■ WHAT THIS TASK INVOLVES: Print out each record below, unaltered and complete, without its images.

■ SOURCE DATA:
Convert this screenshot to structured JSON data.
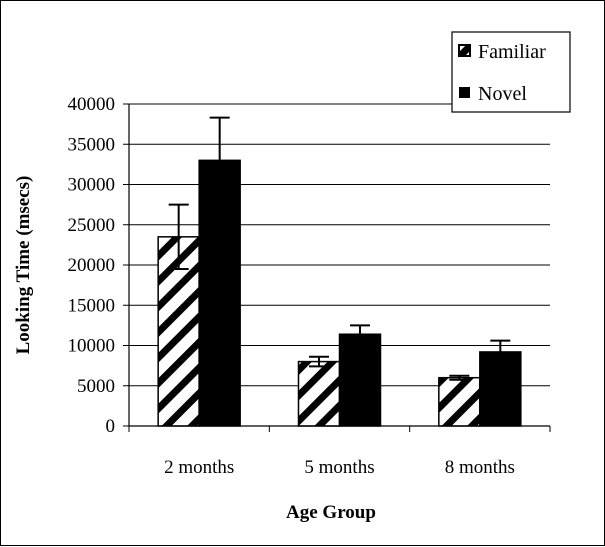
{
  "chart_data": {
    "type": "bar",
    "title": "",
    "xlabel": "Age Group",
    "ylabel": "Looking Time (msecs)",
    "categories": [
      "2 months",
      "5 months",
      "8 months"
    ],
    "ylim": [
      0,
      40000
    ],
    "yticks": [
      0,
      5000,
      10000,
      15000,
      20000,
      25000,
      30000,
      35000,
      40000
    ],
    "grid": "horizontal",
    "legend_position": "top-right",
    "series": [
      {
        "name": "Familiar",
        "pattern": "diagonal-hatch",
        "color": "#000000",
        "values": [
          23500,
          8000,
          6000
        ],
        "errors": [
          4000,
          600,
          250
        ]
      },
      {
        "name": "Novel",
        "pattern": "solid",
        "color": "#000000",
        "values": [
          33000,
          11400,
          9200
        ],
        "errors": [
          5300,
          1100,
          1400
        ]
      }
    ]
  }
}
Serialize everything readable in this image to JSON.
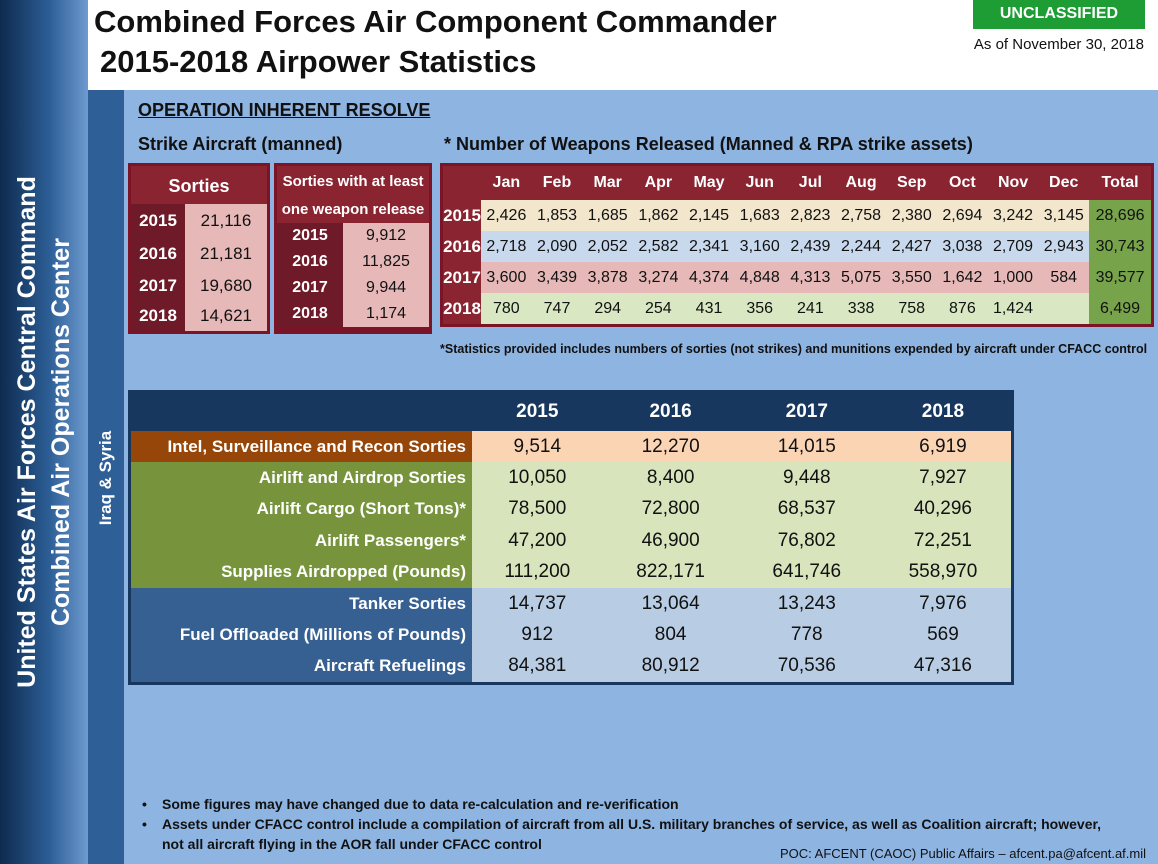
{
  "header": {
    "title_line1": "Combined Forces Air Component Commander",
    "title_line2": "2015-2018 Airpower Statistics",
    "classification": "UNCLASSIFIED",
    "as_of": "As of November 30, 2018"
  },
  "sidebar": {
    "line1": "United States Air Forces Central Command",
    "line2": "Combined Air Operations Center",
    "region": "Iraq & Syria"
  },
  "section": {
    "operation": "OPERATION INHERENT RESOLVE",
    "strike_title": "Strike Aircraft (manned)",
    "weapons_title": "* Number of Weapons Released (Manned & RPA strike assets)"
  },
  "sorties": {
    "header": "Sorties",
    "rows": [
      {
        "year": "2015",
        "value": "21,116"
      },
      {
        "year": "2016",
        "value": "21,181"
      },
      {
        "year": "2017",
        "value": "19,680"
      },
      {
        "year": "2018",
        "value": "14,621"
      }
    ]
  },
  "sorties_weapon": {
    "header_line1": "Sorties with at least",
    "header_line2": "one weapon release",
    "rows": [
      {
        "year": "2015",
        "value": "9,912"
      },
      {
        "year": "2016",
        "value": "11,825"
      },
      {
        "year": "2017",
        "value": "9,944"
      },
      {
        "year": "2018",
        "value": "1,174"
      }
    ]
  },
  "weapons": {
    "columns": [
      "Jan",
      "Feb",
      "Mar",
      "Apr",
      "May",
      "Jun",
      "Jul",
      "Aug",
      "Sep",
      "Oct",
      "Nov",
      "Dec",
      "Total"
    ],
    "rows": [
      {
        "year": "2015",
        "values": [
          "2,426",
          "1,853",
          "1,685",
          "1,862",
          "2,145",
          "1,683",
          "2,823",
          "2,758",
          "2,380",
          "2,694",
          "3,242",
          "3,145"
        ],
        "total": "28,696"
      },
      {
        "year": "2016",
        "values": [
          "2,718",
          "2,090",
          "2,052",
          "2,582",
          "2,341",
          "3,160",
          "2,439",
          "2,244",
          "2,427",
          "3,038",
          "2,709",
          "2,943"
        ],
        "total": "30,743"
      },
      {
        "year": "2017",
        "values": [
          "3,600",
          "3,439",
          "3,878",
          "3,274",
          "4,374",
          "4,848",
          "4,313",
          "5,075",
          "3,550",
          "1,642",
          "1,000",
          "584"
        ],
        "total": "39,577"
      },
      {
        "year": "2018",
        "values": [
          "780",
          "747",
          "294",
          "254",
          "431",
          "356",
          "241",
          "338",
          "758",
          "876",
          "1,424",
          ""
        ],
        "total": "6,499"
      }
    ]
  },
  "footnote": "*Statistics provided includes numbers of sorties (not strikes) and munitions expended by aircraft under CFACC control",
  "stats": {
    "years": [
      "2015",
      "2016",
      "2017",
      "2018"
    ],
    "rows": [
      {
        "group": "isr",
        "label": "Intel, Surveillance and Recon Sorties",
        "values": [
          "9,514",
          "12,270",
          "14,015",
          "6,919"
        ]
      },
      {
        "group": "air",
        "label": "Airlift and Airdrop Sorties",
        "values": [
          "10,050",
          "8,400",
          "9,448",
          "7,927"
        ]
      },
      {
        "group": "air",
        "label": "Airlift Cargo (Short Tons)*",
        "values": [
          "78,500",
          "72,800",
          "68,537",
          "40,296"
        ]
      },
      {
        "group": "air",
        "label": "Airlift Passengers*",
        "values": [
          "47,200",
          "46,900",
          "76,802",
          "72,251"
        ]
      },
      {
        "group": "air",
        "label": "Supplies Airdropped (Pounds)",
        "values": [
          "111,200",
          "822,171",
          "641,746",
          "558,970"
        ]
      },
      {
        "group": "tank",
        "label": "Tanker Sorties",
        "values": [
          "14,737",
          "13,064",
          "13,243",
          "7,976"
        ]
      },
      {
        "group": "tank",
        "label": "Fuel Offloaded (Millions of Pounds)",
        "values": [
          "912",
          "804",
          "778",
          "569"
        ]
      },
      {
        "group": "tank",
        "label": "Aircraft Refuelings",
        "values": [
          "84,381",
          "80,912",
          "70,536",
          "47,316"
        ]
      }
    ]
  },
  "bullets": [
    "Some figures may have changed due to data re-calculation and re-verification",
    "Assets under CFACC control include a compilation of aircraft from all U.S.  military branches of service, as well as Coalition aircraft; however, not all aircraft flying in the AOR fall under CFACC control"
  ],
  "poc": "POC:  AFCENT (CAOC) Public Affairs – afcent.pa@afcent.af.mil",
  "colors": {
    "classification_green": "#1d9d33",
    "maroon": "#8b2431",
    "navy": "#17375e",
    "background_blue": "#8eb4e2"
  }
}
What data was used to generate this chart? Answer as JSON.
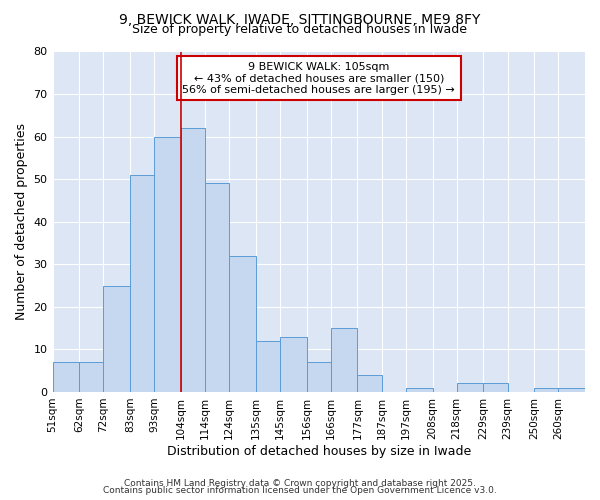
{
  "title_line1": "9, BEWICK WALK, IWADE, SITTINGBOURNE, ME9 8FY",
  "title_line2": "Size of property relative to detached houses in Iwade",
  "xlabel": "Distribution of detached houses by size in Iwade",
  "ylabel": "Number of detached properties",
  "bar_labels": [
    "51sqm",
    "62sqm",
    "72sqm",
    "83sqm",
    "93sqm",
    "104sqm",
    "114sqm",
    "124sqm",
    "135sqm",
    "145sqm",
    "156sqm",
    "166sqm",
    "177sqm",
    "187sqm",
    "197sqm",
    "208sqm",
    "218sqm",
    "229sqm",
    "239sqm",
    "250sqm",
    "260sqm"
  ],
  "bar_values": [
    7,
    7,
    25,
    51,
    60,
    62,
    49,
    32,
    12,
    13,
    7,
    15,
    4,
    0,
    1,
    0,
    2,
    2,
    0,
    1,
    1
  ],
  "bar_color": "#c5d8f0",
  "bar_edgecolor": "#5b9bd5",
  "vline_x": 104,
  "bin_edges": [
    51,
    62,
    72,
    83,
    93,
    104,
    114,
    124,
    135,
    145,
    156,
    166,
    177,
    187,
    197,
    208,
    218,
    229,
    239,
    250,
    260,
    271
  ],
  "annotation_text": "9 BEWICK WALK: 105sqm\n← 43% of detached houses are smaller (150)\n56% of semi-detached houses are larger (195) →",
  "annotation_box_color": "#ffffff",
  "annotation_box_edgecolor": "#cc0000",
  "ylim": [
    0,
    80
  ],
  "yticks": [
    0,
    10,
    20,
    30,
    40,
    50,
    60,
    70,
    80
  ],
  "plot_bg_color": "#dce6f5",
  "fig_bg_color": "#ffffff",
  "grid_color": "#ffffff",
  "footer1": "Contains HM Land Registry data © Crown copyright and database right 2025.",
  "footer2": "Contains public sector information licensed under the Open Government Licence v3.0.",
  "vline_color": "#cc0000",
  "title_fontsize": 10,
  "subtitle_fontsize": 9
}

■ RESPONSE BELOW:
Convert this screenshot to structured JSON data.
{
  "chart_data": {
    "type": "bar",
    "title": "",
    "xlabel": "Age Group",
    "ylabel": "Looking Time (msecs)",
    "categories": [
      "2 months",
      "5 months",
      "8 months"
    ],
    "ylim": [
      0,
      40000
    ],
    "yticks": [
      0,
      5000,
      10000,
      15000,
      20000,
      25000,
      30000,
      35000,
      40000
    ],
    "grid": "horizontal",
    "legend_position": "top-right",
    "series": [
      {
        "name": "Familiar",
        "pattern": "diagonal-hatch",
        "color": "#000000",
        "values": [
          23500,
          8000,
          6000
        ],
        "errors": [
          4000,
          600,
          250
        ]
      },
      {
        "name": "Novel",
        "pattern": "solid",
        "color": "#000000",
        "values": [
          33000,
          11400,
          9200
        ],
        "errors": [
          5300,
          1100,
          1400
        ]
      }
    ]
  }
}
Serialize everything readable in this image to JSON.
{
  "header": {
    "title_line1": "Combined Forces Air Component Commander",
    "title_line2": "2015-2018 Airpower Statistics",
    "classification": "UNCLASSIFIED",
    "as_of": "As of November 30, 2018"
  },
  "sidebar": {
    "line1": "United States Air Forces Central Command",
    "line2": "Combined Air Operations Center",
    "region": "Iraq & Syria"
  },
  "section": {
    "operation": "OPERATION INHERENT RESOLVE",
    "strike_title": "Strike Aircraft (manned)",
    "weapons_title": "* Number of Weapons Released (Manned & RPA strike assets)"
  },
  "sorties": {
    "header": "Sorties",
    "rows": [
      {
        "year": "2015",
        "value": "21,116"
      },
      {
        "year": "2016",
        "value": "21,181"
      },
      {
        "year": "2017",
        "value": "19,680"
      },
      {
        "year": "2018",
        "value": "14,621"
      }
    ]
  },
  "sorties_weapon": {
    "header_line1": "Sorties with at least",
    "header_line2": "one weapon release",
    "rows": [
      {
        "year": "2015",
        "value": "9,912"
      },
      {
        "year": "2016",
        "value": "11,825"
      },
      {
        "year": "2017",
        "value": "9,944"
      },
      {
        "year": "2018",
        "value": "1,174"
      }
    ]
  },
  "weapons": {
    "columns": [
      "Jan",
      "Feb",
      "Mar",
      "Apr",
      "May",
      "Jun",
      "Jul",
      "Aug",
      "Sep",
      "Oct",
      "Nov",
      "Dec",
      "Total"
    ],
    "rows": [
      {
        "year": "2015",
        "values": [
          "2,426",
          "1,853",
          "1,685",
          "1,862",
          "2,145",
          "1,683",
          "2,823",
          "2,758",
          "2,380",
          "2,694",
          "3,242",
          "3,145"
        ],
        "total": "28,696"
      },
      {
        "year": "2016",
        "values": [
          "2,718",
          "2,090",
          "2,052",
          "2,582",
          "2,341",
          "3,160",
          "2,439",
          "2,244",
          "2,427",
          "3,038",
          "2,709",
          "2,943"
        ],
        "total": "30,743"
      },
      {
        "year": "2017",
        "values": [
          "3,600",
          "3,439",
          "3,878",
          "3,274",
          "4,374",
          "4,848",
          "4,313",
          "5,075",
          "3,550",
          "1,642",
          "1,000",
          "584"
        ],
        "total": "39,577"
      },
      {
        "year": "2018",
        "values": [
          "780",
          "747",
          "294",
          "254",
          "431",
          "356",
          "241",
          "338",
          "758",
          "876",
          "1,424",
          ""
        ],
        "total": "6,499"
      }
    ]
  },
  "footnote": "*Statistics provided includes numbers of sorties (not strikes) and munitions expended by aircraft under CFACC control",
  "stats": {
    "years": [
      "2015",
      "2016",
      "2017",
      "2018"
    ],
    "rows": [
      {
        "group": "isr",
        "label": "Intel, Surveillance and Recon Sorties",
        "values": [
          "9,514",
          "12,270",
          "14,015",
          "6,919"
        ]
      },
      {
        "group": "air",
        "label": "Airlift and Airdrop Sorties",
        "values": [
          "10,050",
          "8,400",
          "9,448",
          "7,927"
        ]
      },
      {
        "group": "air",
        "label": "Airlift Cargo (Short Tons)*",
        "values": [
          "78,500",
          "72,800",
          "68,537",
          "40,296"
        ]
      },
      {
        "group": "air",
        "label": "Airlift Passengers*",
        "values": [
          "47,200",
          "46,900",
          "76,802",
          "72,251"
        ]
      },
      {
        "group": "air",
        "label": "Supplies Airdropped (Pounds)",
        "values": [
          "111,200",
          "822,171",
          "641,746",
          "558,970"
        ]
      },
      {
        "group": "tank",
        "label": "Tanker Sorties",
        "values": [
          "14,737",
          "13,064",
          "13,243",
          "7,976"
        ]
      },
      {
        "group": "tank",
        "label": "Fuel Offloaded (Millions of Pounds)",
        "values": [
          "912",
          "804",
          "778",
          "569"
        ]
      },
      {
        "group": "tank",
        "label": "Aircraft Refuelings",
        "values": [
          "84,381",
          "80,912",
          "70,536",
          "47,316"
        ]
      }
    ]
  },
  "bullets": [
    "Some figures may have changed due to data re-calculation and re-verification",
    "Assets under CFACC control include a compilation of aircraft from all U.S.  military branches of service, as well as Coalition aircraft; however, not all aircraft flying in the AOR fall under CFACC control"
  ],
  "poc": "POC:  AFCENT (CAOC) Public Affairs – afcent.pa@afcent.af.mil",
  "colors": {
    "classification_green": "#1d9d33",
    "maroon": "#8b2431",
    "navy": "#17375e",
    "background_blue": "#8eb4e2"
  }
}
What data was used to generate this chart? Answer as JSON.
{
  "title_line1": "9, BEWICK WALK, IWADE, SITTINGBOURNE, ME9 8FY",
  "title_line2": "Size of property relative to detached houses in Iwade",
  "xlabel": "Distribution of detached houses by size in Iwade",
  "ylabel": "Number of detached properties",
  "bar_labels": [
    "51sqm",
    "62sqm",
    "72sqm",
    "83sqm",
    "93sqm",
    "104sqm",
    "114sqm",
    "124sqm",
    "135sqm",
    "145sqm",
    "156sqm",
    "166sqm",
    "177sqm",
    "187sqm",
    "197sqm",
    "208sqm",
    "218sqm",
    "229sqm",
    "239sqm",
    "250sqm",
    "260sqm"
  ],
  "bar_values": [
    7,
    7,
    25,
    51,
    60,
    62,
    49,
    32,
    12,
    13,
    7,
    15,
    4,
    0,
    1,
    0,
    2,
    2,
    0,
    1,
    1
  ],
  "bar_color": "#c5d8f0",
  "bar_edgecolor": "#5b9bd5",
  "vline_x": 104,
  "bin_edges": [
    51,
    62,
    72,
    83,
    93,
    104,
    114,
    124,
    135,
    145,
    156,
    166,
    177,
    187,
    197,
    208,
    218,
    229,
    239,
    250,
    260,
    271
  ],
  "annotation_text": "9 BEWICK WALK: 105sqm\n← 43% of detached houses are smaller (150)\n56% of semi-detached houses are larger (195) →",
  "annotation_box_color": "#ffffff",
  "annotation_box_edgecolor": "#cc0000",
  "ylim": [
    0,
    80
  ],
  "yticks": [
    0,
    10,
    20,
    30,
    40,
    50,
    60,
    70,
    80
  ],
  "plot_bg_color": "#dce6f5",
  "fig_bg_color": "#ffffff",
  "grid_color": "#ffffff",
  "footer1": "Contains HM Land Registry data © Crown copyright and database right 2025.",
  "footer2": "Contains public sector information licensed under the Open Government Licence v3.0.",
  "vline_color": "#cc0000",
  "title_fontsize": 10,
  "subtitle_fontsize": 9
}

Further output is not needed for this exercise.